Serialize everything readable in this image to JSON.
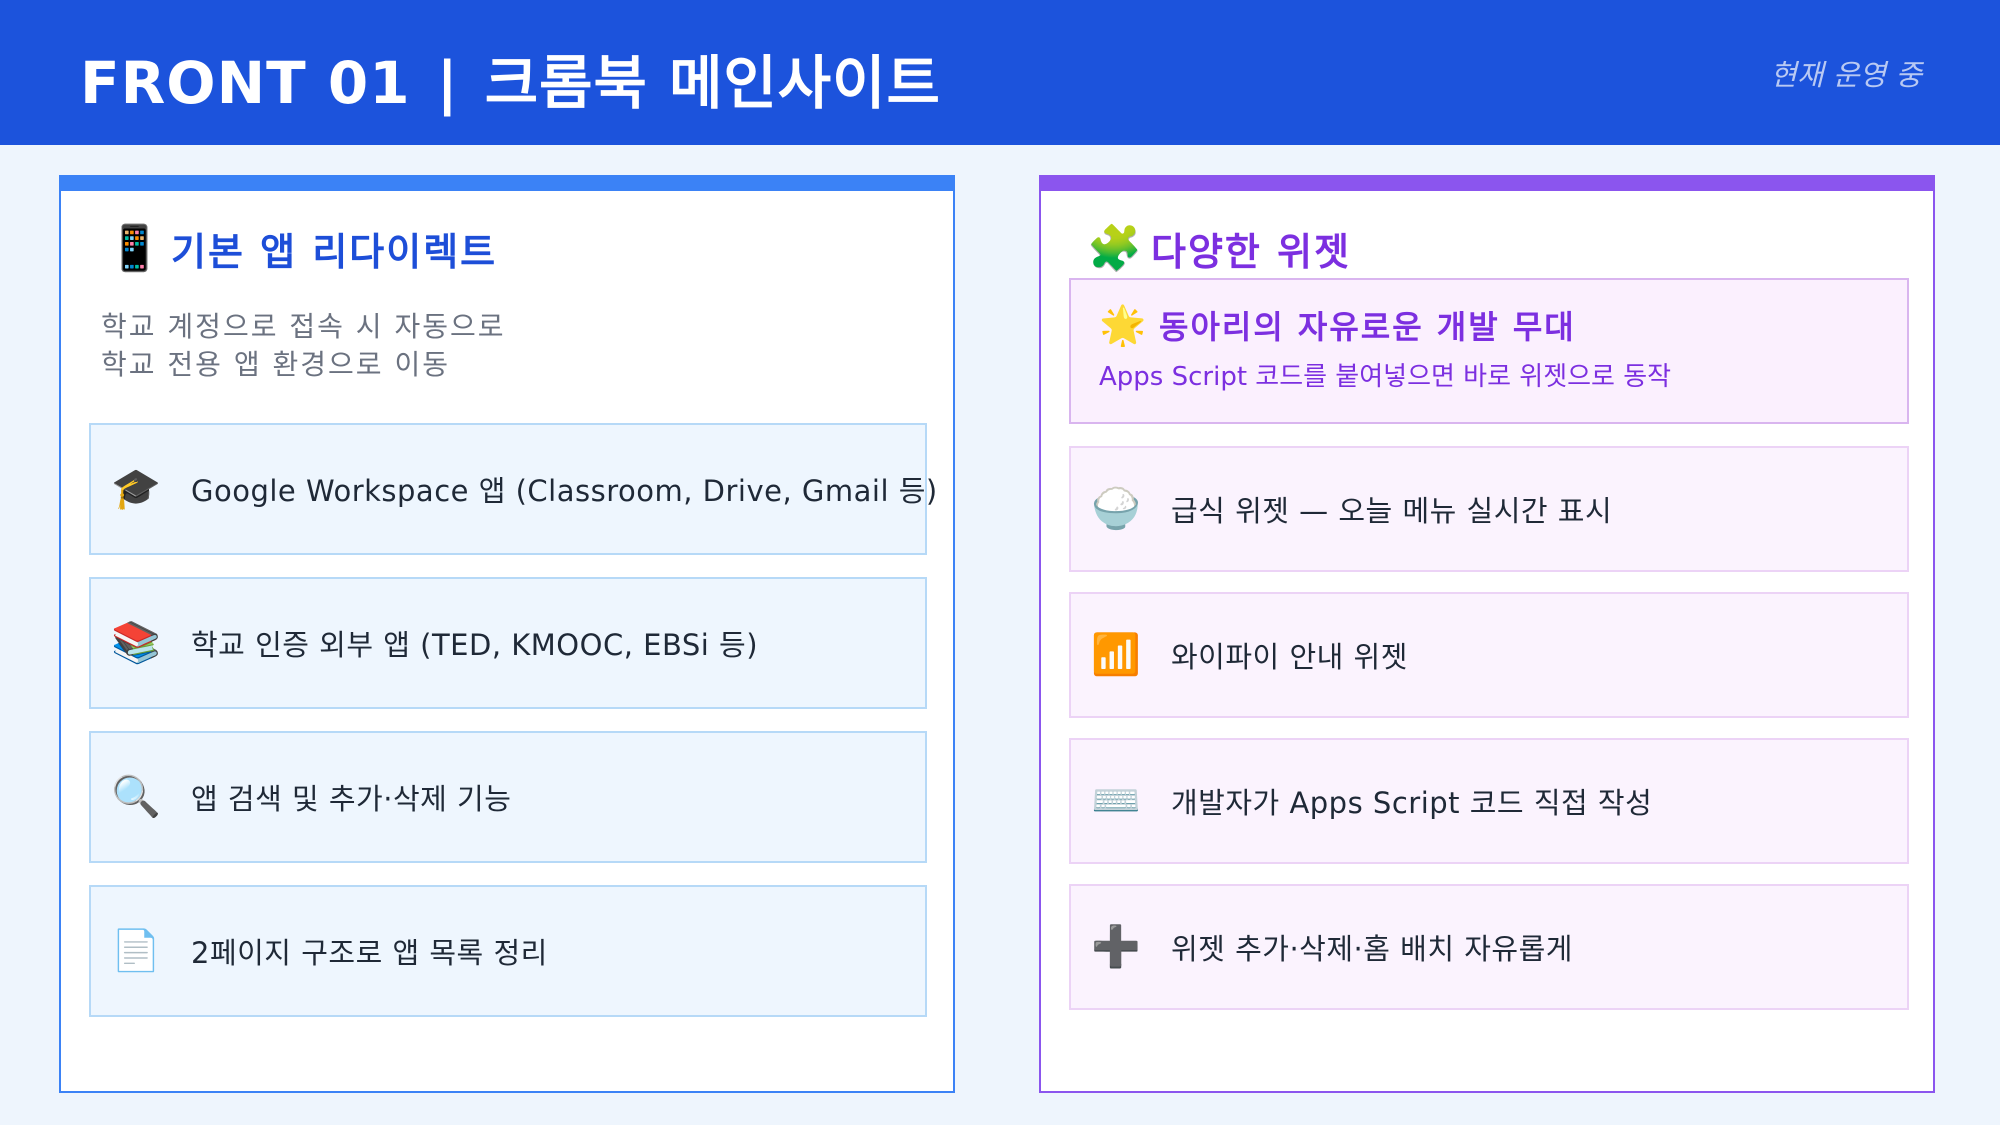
{
  "header": {
    "title_part1": "FRONT 01",
    "separator": "|",
    "title_part2": "크롬북 메인사이트",
    "status": "현재 운영 중",
    "bg_color": "#1c53dc"
  },
  "left_panel": {
    "icon": "📱",
    "icon_name": "mobile-phone-icon",
    "title": "기본 앱 리다이렉트",
    "accent_color": "#3b82f6",
    "description_line1": "학교 계정으로 접속 시 자동으로",
    "description_line2": "학교 전용 앱 환경으로 이동",
    "items": [
      {
        "icon": "🎓",
        "icon_name": "graduation-cap-icon",
        "text": "Google Workspace 앱 (Classroom, Drive, Gmail 등)"
      },
      {
        "icon": "📚",
        "icon_name": "books-icon",
        "text": "학교 인증 외부 앱 (TED, KMOOC, EBSi 등)"
      },
      {
        "icon": "🔍",
        "icon_name": "magnifier-icon",
        "text": "앱 검색 및 추가·삭제 기능"
      },
      {
        "icon": "📄",
        "icon_name": "document-icon",
        "text": "2페이지 구조로 앱 목록 정리"
      }
    ]
  },
  "right_panel": {
    "icon": "🧩",
    "icon_name": "puzzle-piece-icon",
    "title": "다양한 위젯",
    "accent_color": "#8b55ee",
    "featured": {
      "icon": "🌟",
      "icon_name": "glowing-star-icon",
      "title": "동아리의 자유로운 개발 무대",
      "description": "Apps Script 코드를 붙여넣으면 바로 위젯으로 동작"
    },
    "items": [
      {
        "icon": "🍚",
        "icon_name": "rice-bowl-icon",
        "text": "급식 위젯 — 오늘 메뉴 실시간 표시"
      },
      {
        "icon": "📶",
        "icon_name": "signal-bars-icon",
        "text": "와이파이 안내 위젯"
      },
      {
        "icon": "⌨️",
        "icon_name": "keyboard-icon",
        "text": "개발자가 Apps Script 코드 직접 작성"
      },
      {
        "icon": "➕",
        "icon_name": "plus-icon",
        "text": "위젯 추가·삭제·홈 배치 자유롭게"
      }
    ]
  }
}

Set problem: Quote the material exactly. Pictures stay out.

Response to the exercise:
Serialize everything readable in this image to JSON.
{
  "header": {
    "title_part1": "FRONT 01",
    "separator": "|",
    "title_part2": "크롬북 메인사이트",
    "status": "현재 운영 중",
    "bg_color": "#1c53dc"
  },
  "left_panel": {
    "icon": "📱",
    "icon_name": "mobile-phone-icon",
    "title": "기본 앱 리다이렉트",
    "accent_color": "#3b82f6",
    "description_line1": "학교 계정으로 접속 시 자동으로",
    "description_line2": "학교 전용 앱 환경으로 이동",
    "items": [
      {
        "icon": "🎓",
        "icon_name": "graduation-cap-icon",
        "text": "Google Workspace 앱 (Classroom, Drive, Gmail 등)"
      },
      {
        "icon": "📚",
        "icon_name": "books-icon",
        "text": "학교 인증 외부 앱 (TED, KMOOC, EBSi 등)"
      },
      {
        "icon": "🔍",
        "icon_name": "magnifier-icon",
        "text": "앱 검색 및 추가·삭제 기능"
      },
      {
        "icon": "📄",
        "icon_name": "document-icon",
        "text": "2페이지 구조로 앱 목록 정리"
      }
    ]
  },
  "right_panel": {
    "icon": "🧩",
    "icon_name": "puzzle-piece-icon",
    "title": "다양한 위젯",
    "accent_color": "#8b55ee",
    "featured": {
      "icon": "🌟",
      "icon_name": "glowing-star-icon",
      "title": "동아리의 자유로운 개발 무대",
      "description": "Apps Script 코드를 붙여넣으면 바로 위젯으로 동작"
    },
    "items": [
      {
        "icon": "🍚",
        "icon_name": "rice-bowl-icon",
        "text": "급식 위젯 — 오늘 메뉴 실시간 표시"
      },
      {
        "icon": "📶",
        "icon_name": "signal-bars-icon",
        "text": "와이파이 안내 위젯"
      },
      {
        "icon": "⌨️",
        "icon_name": "keyboard-icon",
        "text": "개발자가 Apps Script 코드 직접 작성"
      },
      {
        "icon": "➕",
        "icon_name": "plus-icon",
        "text": "위젯 추가·삭제·홈 배치 자유롭게"
      }
    ]
  }
}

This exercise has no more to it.